>> BEGIN Data for this task

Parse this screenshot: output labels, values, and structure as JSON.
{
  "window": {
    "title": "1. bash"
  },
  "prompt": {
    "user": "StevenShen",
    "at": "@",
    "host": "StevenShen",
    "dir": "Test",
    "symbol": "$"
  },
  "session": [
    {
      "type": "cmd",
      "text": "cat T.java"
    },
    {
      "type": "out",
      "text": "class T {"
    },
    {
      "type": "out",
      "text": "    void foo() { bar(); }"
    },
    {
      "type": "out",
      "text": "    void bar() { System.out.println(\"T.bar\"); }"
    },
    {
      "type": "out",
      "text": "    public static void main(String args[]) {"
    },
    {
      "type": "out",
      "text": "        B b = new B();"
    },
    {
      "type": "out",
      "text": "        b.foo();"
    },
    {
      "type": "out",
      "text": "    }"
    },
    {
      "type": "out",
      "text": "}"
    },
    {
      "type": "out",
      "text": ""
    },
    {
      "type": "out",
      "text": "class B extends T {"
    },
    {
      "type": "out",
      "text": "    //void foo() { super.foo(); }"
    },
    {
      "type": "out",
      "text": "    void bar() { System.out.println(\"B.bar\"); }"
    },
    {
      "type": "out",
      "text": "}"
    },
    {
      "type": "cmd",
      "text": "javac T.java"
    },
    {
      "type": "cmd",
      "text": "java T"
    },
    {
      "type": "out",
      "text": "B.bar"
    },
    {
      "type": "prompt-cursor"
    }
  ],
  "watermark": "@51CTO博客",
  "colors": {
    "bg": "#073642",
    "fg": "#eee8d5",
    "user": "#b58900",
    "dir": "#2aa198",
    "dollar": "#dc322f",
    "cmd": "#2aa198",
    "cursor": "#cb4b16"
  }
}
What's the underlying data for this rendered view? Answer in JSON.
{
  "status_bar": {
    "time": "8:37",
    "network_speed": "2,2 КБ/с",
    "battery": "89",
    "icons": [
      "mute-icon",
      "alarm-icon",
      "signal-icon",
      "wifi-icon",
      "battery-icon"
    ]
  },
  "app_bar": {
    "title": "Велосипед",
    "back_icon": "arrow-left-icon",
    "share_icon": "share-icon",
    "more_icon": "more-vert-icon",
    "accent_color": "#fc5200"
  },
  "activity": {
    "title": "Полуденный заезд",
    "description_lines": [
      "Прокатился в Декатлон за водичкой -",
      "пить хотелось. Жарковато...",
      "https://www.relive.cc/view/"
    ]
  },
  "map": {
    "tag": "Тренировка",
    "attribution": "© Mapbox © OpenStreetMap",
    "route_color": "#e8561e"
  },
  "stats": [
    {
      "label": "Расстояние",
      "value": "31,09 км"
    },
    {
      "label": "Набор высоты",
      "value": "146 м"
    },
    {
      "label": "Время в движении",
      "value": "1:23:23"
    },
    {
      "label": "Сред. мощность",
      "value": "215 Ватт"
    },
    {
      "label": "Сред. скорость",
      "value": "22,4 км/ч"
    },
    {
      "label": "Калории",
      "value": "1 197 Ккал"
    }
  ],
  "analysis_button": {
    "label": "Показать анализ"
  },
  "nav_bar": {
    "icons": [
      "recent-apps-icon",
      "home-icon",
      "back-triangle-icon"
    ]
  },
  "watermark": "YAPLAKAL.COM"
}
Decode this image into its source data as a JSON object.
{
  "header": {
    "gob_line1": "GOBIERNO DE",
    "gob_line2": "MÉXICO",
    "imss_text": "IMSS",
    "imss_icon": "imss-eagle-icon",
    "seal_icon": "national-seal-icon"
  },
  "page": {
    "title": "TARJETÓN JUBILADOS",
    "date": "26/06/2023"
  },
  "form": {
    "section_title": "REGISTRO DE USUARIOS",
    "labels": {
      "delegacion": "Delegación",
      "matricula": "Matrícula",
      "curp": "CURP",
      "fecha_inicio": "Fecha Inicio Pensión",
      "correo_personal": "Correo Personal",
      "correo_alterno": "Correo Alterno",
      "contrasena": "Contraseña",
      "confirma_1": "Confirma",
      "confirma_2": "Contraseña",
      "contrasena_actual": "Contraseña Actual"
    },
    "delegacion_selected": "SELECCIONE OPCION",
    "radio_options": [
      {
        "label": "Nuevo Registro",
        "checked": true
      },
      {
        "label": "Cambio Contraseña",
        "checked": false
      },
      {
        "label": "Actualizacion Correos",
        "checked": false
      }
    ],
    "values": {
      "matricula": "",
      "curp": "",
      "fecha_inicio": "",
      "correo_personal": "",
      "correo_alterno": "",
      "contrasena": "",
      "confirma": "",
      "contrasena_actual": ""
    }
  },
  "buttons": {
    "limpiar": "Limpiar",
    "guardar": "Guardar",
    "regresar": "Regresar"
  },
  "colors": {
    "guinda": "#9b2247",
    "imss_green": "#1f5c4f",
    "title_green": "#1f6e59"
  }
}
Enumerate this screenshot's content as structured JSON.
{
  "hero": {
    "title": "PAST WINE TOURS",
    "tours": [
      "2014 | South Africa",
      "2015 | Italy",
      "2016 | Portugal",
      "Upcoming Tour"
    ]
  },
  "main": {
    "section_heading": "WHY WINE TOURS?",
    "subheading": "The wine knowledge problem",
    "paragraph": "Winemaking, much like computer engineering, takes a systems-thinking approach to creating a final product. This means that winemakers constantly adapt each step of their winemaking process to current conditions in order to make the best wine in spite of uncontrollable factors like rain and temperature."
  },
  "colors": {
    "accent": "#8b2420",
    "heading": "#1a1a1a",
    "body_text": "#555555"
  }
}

>> END Data for this task

**Given request**.
Transcribe every line of the data, exactly as it stands.

**Solution to the problem**.
Parse this screenshot: output labels, values, and structure as JSON.
{
  "window": {
    "title": "1. bash"
  },
  "prompt": {
    "user": "StevenShen",
    "at": "@",
    "host": "StevenShen",
    "dir": "Test",
    "symbol": "$"
  },
  "session": [
    {
      "type": "cmd",
      "text": "cat T.java"
    },
    {
      "type": "out",
      "text": "class T {"
    },
    {
      "type": "out",
      "text": "    void foo() { bar(); }"
    },
    {
      "type": "out",
      "text": "    void bar() { System.out.println(\"T.bar\"); }"
    },
    {
      "type": "out",
      "text": "    public static void main(String args[]) {"
    },
    {
      "type": "out",
      "text": "        B b = new B();"
    },
    {
      "type": "out",
      "text": "        b.foo();"
    },
    {
      "type": "out",
      "text": "    }"
    },
    {
      "type": "out",
      "text": "}"
    },
    {
      "type": "out",
      "text": ""
    },
    {
      "type": "out",
      "text": "class B extends T {"
    },
    {
      "type": "out",
      "text": "    //void foo() { super.foo(); }"
    },
    {
      "type": "out",
      "text": "    void bar() { System.out.println(\"B.bar\"); }"
    },
    {
      "type": "out",
      "text": "}"
    },
    {
      "type": "cmd",
      "text": "javac T.java"
    },
    {
      "type": "cmd",
      "text": "java T"
    },
    {
      "type": "out",
      "text": "B.bar"
    },
    {
      "type": "prompt-cursor"
    }
  ],
  "watermark": "@51CTO博客",
  "colors": {
    "bg": "#073642",
    "fg": "#eee8d5",
    "user": "#b58900",
    "dir": "#2aa198",
    "dollar": "#dc322f",
    "cmd": "#2aa198",
    "cursor": "#cb4b16"
  }
}
What's the underlying data for this rendered view? Answer in JSON.
{
  "status_bar": {
    "time": "8:37",
    "network_speed": "2,2 КБ/с",
    "battery": "89",
    "icons": [
      "mute-icon",
      "alarm-icon",
      "signal-icon",
      "wifi-icon",
      "battery-icon"
    ]
  },
  "app_bar": {
    "title": "Велосипед",
    "back_icon": "arrow-left-icon",
    "share_icon": "share-icon",
    "more_icon": "more-vert-icon",
    "accent_color": "#fc5200"
  },
  "activity": {
    "title": "Полуденный заезд",
    "description_lines": [
      "Прокатился в Декатлон за водичкой -",
      "пить хотелось. Жарковато...",
      "https://www.relive.cc/view/"
    ]
  },
  "map": {
    "tag": "Тренировка",
    "attribution": "© Mapbox © OpenStreetMap",
    "route_color": "#e8561e"
  },
  "stats": [
    {
      "label": "Расстояние",
      "value": "31,09 км"
    },
    {
      "label": "Набор высоты",
      "value": "146 м"
    },
    {
      "label": "Время в движении",
      "value": "1:23:23"
    },
    {
      "label": "Сред. мощность",
      "value": "215 Ватт"
    },
    {
      "label": "Сред. скорость",
      "value": "22,4 км/ч"
    },
    {
      "label": "Калории",
      "value": "1 197 Ккал"
    }
  ],
  "analysis_button": {
    "label": "Показать анализ"
  },
  "nav_bar": {
    "icons": [
      "recent-apps-icon",
      "home-icon",
      "back-triangle-icon"
    ]
  },
  "watermark": "YAPLAKAL.COM"
}
Decode this image into its source data as a JSON object.
{
  "header": {
    "gob_line1": "GOBIERNO DE",
    "gob_line2": "MÉXICO",
    "imss_text": "IMSS",
    "imss_icon": "imss-eagle-icon",
    "seal_icon": "national-seal-icon"
  },
  "page": {
    "title": "TARJETÓN JUBILADOS",
    "date": "26/06/2023"
  },
  "form": {
    "section_title": "REGISTRO DE USUARIOS",
    "labels": {
      "delegacion": "Delegación",
      "matricula": "Matrícula",
      "curp": "CURP",
      "fecha_inicio": "Fecha Inicio Pensión",
      "correo_personal": "Correo Personal",
      "correo_alterno": "Correo Alterno",
      "contrasena": "Contraseña",
      "confirma_1": "Confirma",
      "confirma_2": "Contraseña",
      "contrasena_actual": "Contraseña Actual"
    },
    "delegacion_selected": "SELECCIONE OPCION",
    "radio_options": [
      {
        "label": "Nuevo Registro",
        "checked": true
      },
      {
        "label": "Cambio Contraseña",
        "checked": false
      },
      {
        "label": "Actualizacion Correos",
        "checked": false
      }
    ],
    "values": {
      "matricula": "",
      "curp": "",
      "fecha_inicio": "",
      "correo_personal": "",
      "correo_alterno": "",
      "contrasena": "",
      "confirma": "",
      "contrasena_actual": ""
    }
  },
  "buttons": {
    "limpiar": "Limpiar",
    "guardar": "Guardar",
    "regresar": "Regresar"
  },
  "colors": {
    "guinda": "#9b2247",
    "imss_green": "#1f5c4f",
    "title_green": "#1f6e59"
  }
}
Enumerate this screenshot's content as structured JSON.
{
  "hero": {
    "title": "PAST WINE TOURS",
    "tours": [
      "2014 | South Africa",
      "2015 | Italy",
      "2016 | Portugal",
      "Upcoming Tour"
    ]
  },
  "main": {
    "section_heading": "WHY WINE TOURS?",
    "subheading": "The wine knowledge problem",
    "paragraph": "Winemaking, much like computer engineering, takes a systems-thinking approach to creating a final product. This means that winemakers constantly adapt each step of their winemaking process to current conditions in order to make the best wine in spite of uncontrollable factors like rain and temperature."
  },
  "colors": {
    "accent": "#8b2420",
    "heading": "#1a1a1a",
    "body_text": "#555555"
  }
}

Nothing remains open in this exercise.